■ PROBLEM REQUIREMENTS ■
Reproduce the complete listing without any deviation.
══════════════════════════════
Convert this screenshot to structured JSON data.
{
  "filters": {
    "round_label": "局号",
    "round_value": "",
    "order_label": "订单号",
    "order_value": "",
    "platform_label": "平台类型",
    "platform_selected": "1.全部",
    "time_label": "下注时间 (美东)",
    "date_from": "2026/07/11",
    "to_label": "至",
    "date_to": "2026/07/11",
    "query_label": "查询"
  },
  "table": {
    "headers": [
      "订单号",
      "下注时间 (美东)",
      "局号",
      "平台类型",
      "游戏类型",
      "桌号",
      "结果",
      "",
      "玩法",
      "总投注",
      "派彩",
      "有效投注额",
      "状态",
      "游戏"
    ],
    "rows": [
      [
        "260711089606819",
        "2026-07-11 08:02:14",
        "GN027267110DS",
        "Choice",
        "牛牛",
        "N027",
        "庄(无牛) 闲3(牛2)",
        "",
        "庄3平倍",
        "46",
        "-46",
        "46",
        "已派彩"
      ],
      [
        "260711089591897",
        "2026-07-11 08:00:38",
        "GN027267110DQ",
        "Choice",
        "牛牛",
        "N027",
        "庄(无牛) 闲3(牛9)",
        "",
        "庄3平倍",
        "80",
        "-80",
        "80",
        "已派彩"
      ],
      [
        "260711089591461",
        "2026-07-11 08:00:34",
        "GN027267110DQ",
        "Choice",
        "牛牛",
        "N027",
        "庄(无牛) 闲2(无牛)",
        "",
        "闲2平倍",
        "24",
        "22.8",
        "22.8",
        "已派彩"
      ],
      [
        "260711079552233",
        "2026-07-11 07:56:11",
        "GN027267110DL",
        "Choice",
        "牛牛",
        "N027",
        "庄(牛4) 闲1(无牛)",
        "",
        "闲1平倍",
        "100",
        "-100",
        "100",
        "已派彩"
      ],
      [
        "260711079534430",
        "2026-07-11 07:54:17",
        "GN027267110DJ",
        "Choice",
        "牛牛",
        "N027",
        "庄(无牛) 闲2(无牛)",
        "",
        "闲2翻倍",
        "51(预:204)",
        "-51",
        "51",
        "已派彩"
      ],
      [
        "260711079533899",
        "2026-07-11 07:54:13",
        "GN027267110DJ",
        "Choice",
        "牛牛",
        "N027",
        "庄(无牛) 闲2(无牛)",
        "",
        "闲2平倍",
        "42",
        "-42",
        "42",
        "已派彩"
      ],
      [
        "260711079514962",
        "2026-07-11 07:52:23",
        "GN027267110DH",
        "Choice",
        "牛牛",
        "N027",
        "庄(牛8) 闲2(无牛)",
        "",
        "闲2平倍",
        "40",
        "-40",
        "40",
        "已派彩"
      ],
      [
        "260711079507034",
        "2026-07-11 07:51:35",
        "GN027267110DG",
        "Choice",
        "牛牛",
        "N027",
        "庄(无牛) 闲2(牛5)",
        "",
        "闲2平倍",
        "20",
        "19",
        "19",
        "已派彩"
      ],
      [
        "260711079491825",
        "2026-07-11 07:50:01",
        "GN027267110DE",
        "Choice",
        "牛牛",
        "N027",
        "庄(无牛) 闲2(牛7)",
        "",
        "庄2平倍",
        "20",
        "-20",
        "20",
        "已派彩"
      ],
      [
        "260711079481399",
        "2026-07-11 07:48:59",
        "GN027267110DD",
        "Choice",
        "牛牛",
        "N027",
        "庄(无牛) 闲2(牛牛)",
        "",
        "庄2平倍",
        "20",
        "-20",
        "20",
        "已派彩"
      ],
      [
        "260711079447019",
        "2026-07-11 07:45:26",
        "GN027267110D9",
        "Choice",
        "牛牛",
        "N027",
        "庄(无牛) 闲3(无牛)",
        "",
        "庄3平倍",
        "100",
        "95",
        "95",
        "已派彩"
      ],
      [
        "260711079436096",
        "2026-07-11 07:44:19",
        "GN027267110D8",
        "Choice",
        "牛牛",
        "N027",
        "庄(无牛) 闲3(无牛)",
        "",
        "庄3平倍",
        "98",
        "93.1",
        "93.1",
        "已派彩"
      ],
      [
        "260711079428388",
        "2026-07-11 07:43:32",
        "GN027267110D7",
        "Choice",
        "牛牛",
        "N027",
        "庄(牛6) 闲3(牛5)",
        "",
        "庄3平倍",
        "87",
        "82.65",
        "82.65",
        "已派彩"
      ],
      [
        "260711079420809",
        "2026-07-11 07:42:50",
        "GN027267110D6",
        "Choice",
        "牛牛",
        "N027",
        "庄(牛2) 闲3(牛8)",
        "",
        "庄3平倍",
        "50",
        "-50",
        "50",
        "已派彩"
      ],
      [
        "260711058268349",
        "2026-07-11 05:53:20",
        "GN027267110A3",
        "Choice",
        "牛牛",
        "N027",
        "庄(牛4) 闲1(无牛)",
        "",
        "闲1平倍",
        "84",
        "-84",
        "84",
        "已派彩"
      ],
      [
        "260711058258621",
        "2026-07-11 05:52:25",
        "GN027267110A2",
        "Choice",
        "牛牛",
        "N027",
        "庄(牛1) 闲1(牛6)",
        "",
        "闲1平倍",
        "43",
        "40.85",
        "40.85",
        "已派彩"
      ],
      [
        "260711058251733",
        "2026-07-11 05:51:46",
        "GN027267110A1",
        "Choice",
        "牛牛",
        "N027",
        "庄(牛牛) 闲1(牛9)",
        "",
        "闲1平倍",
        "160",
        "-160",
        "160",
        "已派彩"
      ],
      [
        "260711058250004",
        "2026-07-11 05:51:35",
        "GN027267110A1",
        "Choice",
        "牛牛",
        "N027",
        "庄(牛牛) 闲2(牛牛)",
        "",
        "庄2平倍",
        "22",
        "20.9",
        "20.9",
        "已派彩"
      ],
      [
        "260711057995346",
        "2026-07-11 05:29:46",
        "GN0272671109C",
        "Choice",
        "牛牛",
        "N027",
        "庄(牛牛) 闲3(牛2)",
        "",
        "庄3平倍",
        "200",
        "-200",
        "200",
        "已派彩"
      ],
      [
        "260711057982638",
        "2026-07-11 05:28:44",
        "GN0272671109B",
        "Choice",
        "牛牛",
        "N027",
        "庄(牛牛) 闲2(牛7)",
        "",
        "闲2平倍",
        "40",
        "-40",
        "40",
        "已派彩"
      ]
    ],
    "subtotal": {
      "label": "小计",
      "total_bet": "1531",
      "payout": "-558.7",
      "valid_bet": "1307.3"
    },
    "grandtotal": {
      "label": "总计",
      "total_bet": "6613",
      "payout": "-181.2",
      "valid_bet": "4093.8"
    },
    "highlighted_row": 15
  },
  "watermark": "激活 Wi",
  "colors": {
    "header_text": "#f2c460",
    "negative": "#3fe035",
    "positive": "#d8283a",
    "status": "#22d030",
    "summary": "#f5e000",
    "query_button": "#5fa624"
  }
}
══════════════════════════════
■ TASK RESULT ■
Convert this screenshot to structured JSON data.
{
  "filters": {
    "round_label": "局号",
    "round_value": "",
    "order_label": "订单号",
    "order_value": "",
    "platform_label": "平台类型",
    "platform_selected": "1.全部",
    "time_label": "下注时间 (美东)",
    "date_from": "2026/07/11",
    "to_label": "至",
    "date_to": "2026/07/11",
    "query_label": "查询"
  },
  "table": {
    "headers": [
      "订单号",
      "下注时间 (美东)",
      "局号",
      "平台类型",
      "游戏类型",
      "桌号",
      "结果",
      "",
      "玩法",
      "总投注",
      "派彩",
      "有效投注额",
      "状态",
      "游戏"
    ],
    "rows": [
      [
        "260711089606819",
        "2026-07-11 08:02:14",
        "GN027267110DS",
        "Choice",
        "牛牛",
        "N027",
        "庄(无牛) 闲3(牛2)",
        "",
        "庄3平倍",
        "46",
        "-46",
        "46",
        "已派彩"
      ],
      [
        "260711089591897",
        "2026-07-11 08:00:38",
        "GN027267110DQ",
        "Choice",
        "牛牛",
        "N027",
        "庄(无牛) 闲3(牛9)",
        "",
        "庄3平倍",
        "80",
        "-80",
        "80",
        "已派彩"
      ],
      [
        "260711089591461",
        "2026-07-11 08:00:34",
        "GN027267110DQ",
        "Choice",
        "牛牛",
        "N027",
        "庄(无牛) 闲2(无牛)",
        "",
        "闲2平倍",
        "24",
        "22.8",
        "22.8",
        "已派彩"
      ],
      [
        "260711079552233",
        "2026-07-11 07:56:11",
        "GN027267110DL",
        "Choice",
        "牛牛",
        "N027",
        "庄(牛4) 闲1(无牛)",
        "",
        "闲1平倍",
        "100",
        "-100",
        "100",
        "已派彩"
      ],
      [
        "260711079534430",
        "2026-07-11 07:54:17",
        "GN027267110DJ",
        "Choice",
        "牛牛",
        "N027",
        "庄(无牛) 闲2(无牛)",
        "",
        "闲2翻倍",
        "51(预:204)",
        "-51",
        "51",
        "已派彩"
      ],
      [
        "260711079533899",
        "2026-07-11 07:54:13",
        "GN027267110DJ",
        "Choice",
        "牛牛",
        "N027",
        "庄(无牛) 闲2(无牛)",
        "",
        "闲2平倍",
        "42",
        "-42",
        "42",
        "已派彩"
      ],
      [
        "260711079514962",
        "2026-07-11 07:52:23",
        "GN027267110DH",
        "Choice",
        "牛牛",
        "N027",
        "庄(牛8) 闲2(无牛)",
        "",
        "闲2平倍",
        "40",
        "-40",
        "40",
        "已派彩"
      ],
      [
        "260711079507034",
        "2026-07-11 07:51:35",
        "GN027267110DG",
        "Choice",
        "牛牛",
        "N027",
        "庄(无牛) 闲2(牛5)",
        "",
        "闲2平倍",
        "20",
        "19",
        "19",
        "已派彩"
      ],
      [
        "260711079491825",
        "2026-07-11 07:50:01",
        "GN027267110DE",
        "Choice",
        "牛牛",
        "N027",
        "庄(无牛) 闲2(牛7)",
        "",
        "庄2平倍",
        "20",
        "-20",
        "20",
        "已派彩"
      ],
      [
        "260711079481399",
        "2026-07-11 07:48:59",
        "GN027267110DD",
        "Choice",
        "牛牛",
        "N027",
        "庄(无牛) 闲2(牛牛)",
        "",
        "庄2平倍",
        "20",
        "-20",
        "20",
        "已派彩"
      ],
      [
        "260711079447019",
        "2026-07-11 07:45:26",
        "GN027267110D9",
        "Choice",
        "牛牛",
        "N027",
        "庄(无牛) 闲3(无牛)",
        "",
        "庄3平倍",
        "100",
        "95",
        "95",
        "已派彩"
      ],
      [
        "260711079436096",
        "2026-07-11 07:44:19",
        "GN027267110D8",
        "Choice",
        "牛牛",
        "N027",
        "庄(无牛) 闲3(无牛)",
        "",
        "庄3平倍",
        "98",
        "93.1",
        "93.1",
        "已派彩"
      ],
      [
        "260711079428388",
        "2026-07-11 07:43:32",
        "GN027267110D7",
        "Choice",
        "牛牛",
        "N027",
        "庄(牛6) 闲3(牛5)",
        "",
        "庄3平倍",
        "87",
        "82.65",
        "82.65",
        "已派彩"
      ],
      [
        "260711079420809",
        "2026-07-11 07:42:50",
        "GN027267110D6",
        "Choice",
        "牛牛",
        "N027",
        "庄(牛2) 闲3(牛8)",
        "",
        "庄3平倍",
        "50",
        "-50",
        "50",
        "已派彩"
      ],
      [
        "260711058268349",
        "2026-07-11 05:53:20",
        "GN027267110A3",
        "Choice",
        "牛牛",
        "N027",
        "庄(牛4) 闲1(无牛)",
        "",
        "闲1平倍",
        "84",
        "-84",
        "84",
        "已派彩"
      ],
      [
        "260711058258621",
        "2026-07-11 05:52:25",
        "GN027267110A2",
        "Choice",
        "牛牛",
        "N027",
        "庄(牛1) 闲1(牛6)",
        "",
        "闲1平倍",
        "43",
        "40.85",
        "40.85",
        "已派彩"
      ],
      [
        "260711058251733",
        "2026-07-11 05:51:46",
        "GN027267110A1",
        "Choice",
        "牛牛",
        "N027",
        "庄(牛牛) 闲1(牛9)",
        "",
        "闲1平倍",
        "160",
        "-160",
        "160",
        "已派彩"
      ],
      [
        "260711058250004",
        "2026-07-11 05:51:35",
        "GN027267110A1",
        "Choice",
        "牛牛",
        "N027",
        "庄(牛牛) 闲2(牛牛)",
        "",
        "庄2平倍",
        "22",
        "20.9",
        "20.9",
        "已派彩"
      ],
      [
        "260711057995346",
        "2026-07-11 05:29:46",
        "GN0272671109C",
        "Choice",
        "牛牛",
        "N027",
        "庄(牛牛) 闲3(牛2)",
        "",
        "庄3平倍",
        "200",
        "-200",
        "200",
        "已派彩"
      ],
      [
        "260711057982638",
        "2026-07-11 05:28:44",
        "GN0272671109B",
        "Choice",
        "牛牛",
        "N027",
        "庄(牛牛) 闲2(牛7)",
        "",
        "闲2平倍",
        "40",
        "-40",
        "40",
        "已派彩"
      ]
    ],
    "subtotal": {
      "label": "小计",
      "total_bet": "1531",
      "payout": "-558.7",
      "valid_bet": "1307.3"
    },
    "grandtotal": {
      "label": "总计",
      "total_bet": "6613",
      "payout": "-181.2",
      "valid_bet": "4093.8"
    },
    "highlighted_row": 15
  },
  "watermark": "激活 Wi",
  "colors": {
    "header_text": "#f2c460",
    "negative": "#3fe035",
    "positive": "#d8283a",
    "status": "#22d030",
    "summary": "#f5e000",
    "query_button": "#5fa624"
  }
}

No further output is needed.